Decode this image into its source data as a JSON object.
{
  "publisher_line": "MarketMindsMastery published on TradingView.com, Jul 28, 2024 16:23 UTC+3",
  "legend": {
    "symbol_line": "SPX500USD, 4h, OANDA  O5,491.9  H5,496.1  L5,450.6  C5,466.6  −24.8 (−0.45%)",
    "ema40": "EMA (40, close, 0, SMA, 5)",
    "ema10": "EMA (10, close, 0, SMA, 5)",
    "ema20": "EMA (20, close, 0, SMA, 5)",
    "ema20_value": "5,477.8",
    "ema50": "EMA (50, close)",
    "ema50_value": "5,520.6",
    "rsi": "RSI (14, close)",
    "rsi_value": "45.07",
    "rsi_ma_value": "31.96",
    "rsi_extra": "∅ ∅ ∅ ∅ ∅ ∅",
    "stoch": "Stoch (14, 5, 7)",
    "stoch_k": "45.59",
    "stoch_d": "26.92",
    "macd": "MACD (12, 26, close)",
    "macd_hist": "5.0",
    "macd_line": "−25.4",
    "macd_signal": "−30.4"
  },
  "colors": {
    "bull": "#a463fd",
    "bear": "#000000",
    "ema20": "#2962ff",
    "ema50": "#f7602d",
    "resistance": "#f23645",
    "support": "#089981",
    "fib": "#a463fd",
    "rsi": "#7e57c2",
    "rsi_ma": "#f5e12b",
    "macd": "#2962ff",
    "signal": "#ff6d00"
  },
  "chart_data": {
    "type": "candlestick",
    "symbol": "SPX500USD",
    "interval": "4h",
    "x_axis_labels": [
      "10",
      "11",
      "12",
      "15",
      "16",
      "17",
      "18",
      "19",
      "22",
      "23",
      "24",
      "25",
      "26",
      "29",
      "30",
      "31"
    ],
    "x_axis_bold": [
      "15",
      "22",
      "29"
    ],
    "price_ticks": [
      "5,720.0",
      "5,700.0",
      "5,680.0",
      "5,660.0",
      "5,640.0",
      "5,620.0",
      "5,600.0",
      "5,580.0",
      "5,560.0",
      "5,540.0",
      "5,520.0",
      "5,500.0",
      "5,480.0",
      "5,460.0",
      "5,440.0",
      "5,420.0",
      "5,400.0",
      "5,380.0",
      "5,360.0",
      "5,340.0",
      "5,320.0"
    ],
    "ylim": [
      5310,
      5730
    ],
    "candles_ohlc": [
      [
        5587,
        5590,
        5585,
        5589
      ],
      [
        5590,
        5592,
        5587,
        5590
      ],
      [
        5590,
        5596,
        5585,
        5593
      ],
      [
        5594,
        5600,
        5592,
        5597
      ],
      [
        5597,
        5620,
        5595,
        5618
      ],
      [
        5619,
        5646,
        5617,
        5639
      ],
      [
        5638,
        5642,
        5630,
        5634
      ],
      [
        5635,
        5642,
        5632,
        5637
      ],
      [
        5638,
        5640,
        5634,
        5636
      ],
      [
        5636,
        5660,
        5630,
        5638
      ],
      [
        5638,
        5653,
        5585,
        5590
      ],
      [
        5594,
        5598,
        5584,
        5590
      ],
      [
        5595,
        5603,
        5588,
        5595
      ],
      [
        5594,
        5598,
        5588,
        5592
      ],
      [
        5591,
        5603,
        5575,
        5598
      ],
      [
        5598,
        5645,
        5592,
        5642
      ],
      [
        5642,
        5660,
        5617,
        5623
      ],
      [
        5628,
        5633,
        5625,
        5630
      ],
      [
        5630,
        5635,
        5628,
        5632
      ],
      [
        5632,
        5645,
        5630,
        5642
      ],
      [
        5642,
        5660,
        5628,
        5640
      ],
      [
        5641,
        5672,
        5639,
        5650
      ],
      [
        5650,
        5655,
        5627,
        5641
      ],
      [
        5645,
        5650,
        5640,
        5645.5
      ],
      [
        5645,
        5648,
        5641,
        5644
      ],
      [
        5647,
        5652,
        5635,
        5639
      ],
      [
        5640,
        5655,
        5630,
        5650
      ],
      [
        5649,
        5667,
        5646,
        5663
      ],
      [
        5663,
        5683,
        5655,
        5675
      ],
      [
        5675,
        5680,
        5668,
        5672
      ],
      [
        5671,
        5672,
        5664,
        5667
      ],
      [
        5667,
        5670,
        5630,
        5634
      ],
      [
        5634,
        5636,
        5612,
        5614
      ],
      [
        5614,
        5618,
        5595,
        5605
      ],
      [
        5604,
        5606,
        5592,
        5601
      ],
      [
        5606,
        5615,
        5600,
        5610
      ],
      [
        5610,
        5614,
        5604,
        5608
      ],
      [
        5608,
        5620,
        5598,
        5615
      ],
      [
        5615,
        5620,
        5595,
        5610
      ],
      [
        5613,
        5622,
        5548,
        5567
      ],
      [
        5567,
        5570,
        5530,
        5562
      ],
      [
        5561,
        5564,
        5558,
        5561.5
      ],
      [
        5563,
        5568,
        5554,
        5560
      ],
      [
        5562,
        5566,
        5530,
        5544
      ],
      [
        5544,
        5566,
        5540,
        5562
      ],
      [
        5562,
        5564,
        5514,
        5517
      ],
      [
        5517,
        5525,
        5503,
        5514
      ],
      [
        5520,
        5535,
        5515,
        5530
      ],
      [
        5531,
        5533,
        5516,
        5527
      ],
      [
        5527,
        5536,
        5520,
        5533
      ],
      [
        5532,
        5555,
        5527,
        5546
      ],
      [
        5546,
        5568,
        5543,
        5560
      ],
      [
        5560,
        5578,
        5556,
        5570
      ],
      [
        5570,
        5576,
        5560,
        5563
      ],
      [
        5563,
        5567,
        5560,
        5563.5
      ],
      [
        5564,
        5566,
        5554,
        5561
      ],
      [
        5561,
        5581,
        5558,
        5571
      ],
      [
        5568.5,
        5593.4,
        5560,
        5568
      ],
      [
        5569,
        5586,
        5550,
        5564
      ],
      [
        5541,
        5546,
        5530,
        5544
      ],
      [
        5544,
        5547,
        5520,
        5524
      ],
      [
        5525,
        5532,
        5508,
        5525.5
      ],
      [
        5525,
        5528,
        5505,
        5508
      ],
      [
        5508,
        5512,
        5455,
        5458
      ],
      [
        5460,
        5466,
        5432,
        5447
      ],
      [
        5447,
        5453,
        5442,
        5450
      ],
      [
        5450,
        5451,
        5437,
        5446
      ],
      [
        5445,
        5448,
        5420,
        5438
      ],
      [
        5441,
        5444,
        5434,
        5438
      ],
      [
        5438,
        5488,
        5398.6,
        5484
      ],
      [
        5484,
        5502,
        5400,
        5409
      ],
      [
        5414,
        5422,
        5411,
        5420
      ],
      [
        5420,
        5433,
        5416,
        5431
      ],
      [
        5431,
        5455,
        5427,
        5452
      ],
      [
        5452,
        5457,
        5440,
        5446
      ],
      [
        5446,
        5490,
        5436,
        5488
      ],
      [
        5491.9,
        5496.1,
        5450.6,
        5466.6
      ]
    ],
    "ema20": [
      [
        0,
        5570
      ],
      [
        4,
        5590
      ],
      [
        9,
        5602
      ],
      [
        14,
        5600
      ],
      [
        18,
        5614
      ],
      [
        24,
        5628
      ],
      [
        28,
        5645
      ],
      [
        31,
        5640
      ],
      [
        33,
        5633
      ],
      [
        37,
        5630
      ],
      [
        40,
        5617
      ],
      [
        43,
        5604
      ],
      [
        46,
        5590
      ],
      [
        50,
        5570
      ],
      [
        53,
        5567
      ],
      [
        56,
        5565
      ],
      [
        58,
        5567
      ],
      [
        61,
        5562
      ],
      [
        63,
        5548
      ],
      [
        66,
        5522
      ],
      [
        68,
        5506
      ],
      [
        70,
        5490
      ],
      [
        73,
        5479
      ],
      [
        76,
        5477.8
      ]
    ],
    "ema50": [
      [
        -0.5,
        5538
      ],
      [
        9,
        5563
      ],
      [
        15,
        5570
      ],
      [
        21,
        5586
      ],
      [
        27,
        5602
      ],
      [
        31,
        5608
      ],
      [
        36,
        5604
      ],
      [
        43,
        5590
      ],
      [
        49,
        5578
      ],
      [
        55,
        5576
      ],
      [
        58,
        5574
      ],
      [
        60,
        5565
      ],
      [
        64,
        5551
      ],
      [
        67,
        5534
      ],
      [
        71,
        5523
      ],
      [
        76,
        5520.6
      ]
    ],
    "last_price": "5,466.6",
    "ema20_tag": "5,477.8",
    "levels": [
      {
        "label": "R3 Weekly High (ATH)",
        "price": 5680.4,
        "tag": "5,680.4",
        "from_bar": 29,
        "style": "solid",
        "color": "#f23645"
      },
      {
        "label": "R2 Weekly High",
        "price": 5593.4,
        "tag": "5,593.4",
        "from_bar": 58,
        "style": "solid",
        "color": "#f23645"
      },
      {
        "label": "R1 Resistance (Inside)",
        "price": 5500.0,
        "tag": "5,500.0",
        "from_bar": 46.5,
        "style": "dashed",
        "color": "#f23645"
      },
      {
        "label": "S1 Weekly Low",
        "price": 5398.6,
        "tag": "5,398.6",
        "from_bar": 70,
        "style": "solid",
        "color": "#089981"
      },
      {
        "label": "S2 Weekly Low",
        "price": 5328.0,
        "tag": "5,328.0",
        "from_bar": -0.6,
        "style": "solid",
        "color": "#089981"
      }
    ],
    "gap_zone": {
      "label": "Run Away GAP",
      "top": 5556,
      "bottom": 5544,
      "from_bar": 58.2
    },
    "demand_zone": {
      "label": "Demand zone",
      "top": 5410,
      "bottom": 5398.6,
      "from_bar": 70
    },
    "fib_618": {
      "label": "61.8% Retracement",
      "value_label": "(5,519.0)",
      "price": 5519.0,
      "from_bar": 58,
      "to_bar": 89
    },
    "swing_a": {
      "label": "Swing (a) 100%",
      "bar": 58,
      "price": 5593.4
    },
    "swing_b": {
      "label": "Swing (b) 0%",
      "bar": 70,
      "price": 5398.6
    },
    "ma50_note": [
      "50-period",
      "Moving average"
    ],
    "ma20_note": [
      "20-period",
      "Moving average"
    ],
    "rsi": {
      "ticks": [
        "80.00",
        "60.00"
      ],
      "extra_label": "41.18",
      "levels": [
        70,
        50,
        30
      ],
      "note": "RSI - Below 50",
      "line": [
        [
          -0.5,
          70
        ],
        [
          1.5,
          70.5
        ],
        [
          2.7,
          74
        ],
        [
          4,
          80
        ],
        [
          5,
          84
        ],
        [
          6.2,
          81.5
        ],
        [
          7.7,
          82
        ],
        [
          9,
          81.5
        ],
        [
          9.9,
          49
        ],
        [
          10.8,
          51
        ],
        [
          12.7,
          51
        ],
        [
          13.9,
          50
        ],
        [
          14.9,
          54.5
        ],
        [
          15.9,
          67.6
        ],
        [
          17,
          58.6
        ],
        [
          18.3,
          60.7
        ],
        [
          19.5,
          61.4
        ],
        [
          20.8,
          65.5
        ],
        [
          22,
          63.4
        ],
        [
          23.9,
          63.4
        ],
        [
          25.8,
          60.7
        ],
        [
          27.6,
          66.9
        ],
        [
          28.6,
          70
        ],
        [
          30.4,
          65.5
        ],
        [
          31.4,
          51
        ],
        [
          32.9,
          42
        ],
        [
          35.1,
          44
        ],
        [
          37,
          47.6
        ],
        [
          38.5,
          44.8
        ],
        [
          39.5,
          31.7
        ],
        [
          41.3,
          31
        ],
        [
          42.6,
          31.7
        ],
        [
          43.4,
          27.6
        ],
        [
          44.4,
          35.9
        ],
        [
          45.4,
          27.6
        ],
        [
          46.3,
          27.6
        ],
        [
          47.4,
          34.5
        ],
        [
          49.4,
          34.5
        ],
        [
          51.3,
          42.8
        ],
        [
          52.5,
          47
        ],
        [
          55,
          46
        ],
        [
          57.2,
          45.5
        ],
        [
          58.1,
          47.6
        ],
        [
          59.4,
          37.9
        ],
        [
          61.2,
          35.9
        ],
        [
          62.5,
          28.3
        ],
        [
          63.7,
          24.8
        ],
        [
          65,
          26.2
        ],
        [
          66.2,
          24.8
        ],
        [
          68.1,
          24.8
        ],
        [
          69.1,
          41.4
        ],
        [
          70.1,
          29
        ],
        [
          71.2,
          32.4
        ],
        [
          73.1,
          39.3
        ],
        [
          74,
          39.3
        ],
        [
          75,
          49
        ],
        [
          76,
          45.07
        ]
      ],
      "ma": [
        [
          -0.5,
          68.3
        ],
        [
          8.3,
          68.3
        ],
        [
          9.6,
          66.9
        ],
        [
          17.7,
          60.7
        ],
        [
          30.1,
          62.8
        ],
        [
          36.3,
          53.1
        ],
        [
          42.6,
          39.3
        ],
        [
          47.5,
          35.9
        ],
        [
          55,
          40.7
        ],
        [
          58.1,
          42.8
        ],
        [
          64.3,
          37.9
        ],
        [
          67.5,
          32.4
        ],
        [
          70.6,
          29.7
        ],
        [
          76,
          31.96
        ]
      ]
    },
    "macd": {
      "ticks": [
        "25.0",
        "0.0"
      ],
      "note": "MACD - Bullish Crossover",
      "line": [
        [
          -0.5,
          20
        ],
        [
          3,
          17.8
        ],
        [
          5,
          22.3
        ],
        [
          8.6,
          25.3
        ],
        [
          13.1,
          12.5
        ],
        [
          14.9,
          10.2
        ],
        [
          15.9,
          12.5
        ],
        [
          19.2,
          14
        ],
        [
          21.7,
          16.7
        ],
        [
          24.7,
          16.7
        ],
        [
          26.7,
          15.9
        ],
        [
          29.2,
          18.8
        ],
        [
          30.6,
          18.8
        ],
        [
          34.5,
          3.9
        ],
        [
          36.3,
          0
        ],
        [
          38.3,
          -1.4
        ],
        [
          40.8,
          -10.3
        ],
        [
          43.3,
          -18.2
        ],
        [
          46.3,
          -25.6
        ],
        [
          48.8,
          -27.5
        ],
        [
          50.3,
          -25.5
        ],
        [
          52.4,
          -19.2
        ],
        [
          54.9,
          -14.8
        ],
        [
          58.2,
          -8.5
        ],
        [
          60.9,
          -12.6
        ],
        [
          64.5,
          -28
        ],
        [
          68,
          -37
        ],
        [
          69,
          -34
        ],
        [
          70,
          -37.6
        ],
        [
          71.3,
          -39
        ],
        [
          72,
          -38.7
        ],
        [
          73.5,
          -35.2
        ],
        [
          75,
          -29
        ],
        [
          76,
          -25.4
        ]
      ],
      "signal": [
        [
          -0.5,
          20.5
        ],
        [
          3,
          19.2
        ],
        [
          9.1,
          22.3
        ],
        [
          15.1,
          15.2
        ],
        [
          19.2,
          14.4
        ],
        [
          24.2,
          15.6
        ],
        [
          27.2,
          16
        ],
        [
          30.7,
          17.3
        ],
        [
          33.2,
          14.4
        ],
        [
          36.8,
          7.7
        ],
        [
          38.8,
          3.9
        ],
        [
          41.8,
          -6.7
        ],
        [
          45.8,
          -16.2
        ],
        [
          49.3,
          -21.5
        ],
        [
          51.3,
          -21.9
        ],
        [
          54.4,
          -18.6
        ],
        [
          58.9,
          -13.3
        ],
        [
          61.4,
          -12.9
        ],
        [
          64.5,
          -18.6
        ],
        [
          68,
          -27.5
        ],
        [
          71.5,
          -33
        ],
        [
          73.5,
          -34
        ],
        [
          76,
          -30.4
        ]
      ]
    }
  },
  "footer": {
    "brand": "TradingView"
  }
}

------------------------

Pull out every line of the records above that contains the word "Weekly".

> Expected output:
        "label": "R3 Weekly High (ATH)",
        "label": "R2 Weekly High",
        "label": "S1 Weekly Low",
        "label": "S2 Weekly Low",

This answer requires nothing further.